What the exercise asks ▸ Will you output the entries below exactly, skipping every image they contain?

Material ▸
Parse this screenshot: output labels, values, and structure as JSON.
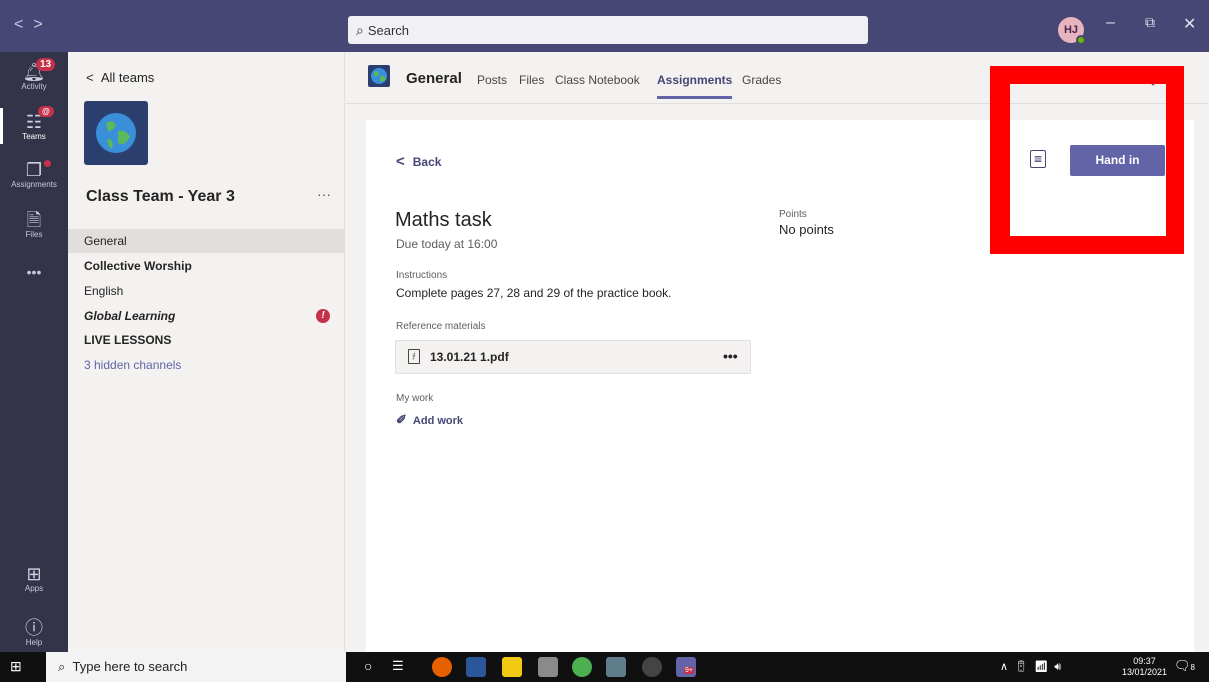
{
  "titlebar": {
    "search_placeholder": "Search",
    "avatar_initials": "HJ"
  },
  "rail": {
    "activity": {
      "label": "Activity",
      "badge": "13"
    },
    "teams": {
      "label": "Teams"
    },
    "assignments": {
      "label": "Assignments"
    },
    "files": {
      "label": "Files"
    },
    "more": "•••",
    "apps": {
      "label": "Apps"
    },
    "help": {
      "label": "Help"
    }
  },
  "team_panel": {
    "all_teams": "All teams",
    "team_name": "Class Team - Year 3",
    "more": "···",
    "channels": [
      {
        "label": "General"
      },
      {
        "label": "Collective Worship"
      },
      {
        "label": "English"
      },
      {
        "label": "Global Learning",
        "badge": "!"
      },
      {
        "label": "LIVE LESSONS"
      },
      {
        "label": "3 hidden channels"
      }
    ]
  },
  "channel_header": {
    "title": "General",
    "tabs": [
      "Posts",
      "Files",
      "Class Notebook",
      "Assignments",
      "Grades"
    ]
  },
  "assignment": {
    "back_label": "Back",
    "title": "Maths task",
    "due": "Due today at 16:00",
    "points_label": "Points",
    "points_value": "No points",
    "instructions_label": "Instructions",
    "instructions_text": "Complete pages 27, 28 and 29 of the practice book.",
    "reference_label": "Reference materials",
    "file_name": "13.01.21 1.pdf",
    "file_more": "•••",
    "my_work_label": "My work",
    "add_work_label": "Add work",
    "hand_in_label": "Hand in"
  },
  "taskbar": {
    "search_placeholder": "Type here to search",
    "time": "09:37",
    "date": "13/01/2021",
    "notification_count": "8",
    "teams_badge": "9+"
  }
}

Written response ▸
Parse this screenshot: output labels, values, and structure as JSON.
{
  "titlebar": {
    "search_placeholder": "Search",
    "avatar_initials": "HJ"
  },
  "rail": {
    "activity": {
      "label": "Activity",
      "badge": "13"
    },
    "teams": {
      "label": "Teams"
    },
    "assignments": {
      "label": "Assignments"
    },
    "files": {
      "label": "Files"
    },
    "more": "•••",
    "apps": {
      "label": "Apps"
    },
    "help": {
      "label": "Help"
    }
  },
  "team_panel": {
    "all_teams": "All teams",
    "team_name": "Class Team - Year 3",
    "more": "···",
    "channels": [
      {
        "label": "General"
      },
      {
        "label": "Collective Worship"
      },
      {
        "label": "English"
      },
      {
        "label": "Global Learning",
        "badge": "!"
      },
      {
        "label": "LIVE LESSONS"
      },
      {
        "label": "3 hidden channels"
      }
    ]
  },
  "channel_header": {
    "title": "General",
    "tabs": [
      "Posts",
      "Files",
      "Class Notebook",
      "Assignments",
      "Grades"
    ]
  },
  "assignment": {
    "back_label": "Back",
    "title": "Maths task",
    "due": "Due today at 16:00",
    "points_label": "Points",
    "points_value": "No points",
    "instructions_label": "Instructions",
    "instructions_text": "Complete pages 27, 28 and 29 of the practice book.",
    "reference_label": "Reference materials",
    "file_name": "13.01.21 1.pdf",
    "file_more": "•••",
    "my_work_label": "My work",
    "add_work_label": "Add work",
    "hand_in_label": "Hand in"
  },
  "taskbar": {
    "search_placeholder": "Type here to search",
    "time": "09:37",
    "date": "13/01/2021",
    "notification_count": "8",
    "teams_badge": "9+"
  }
}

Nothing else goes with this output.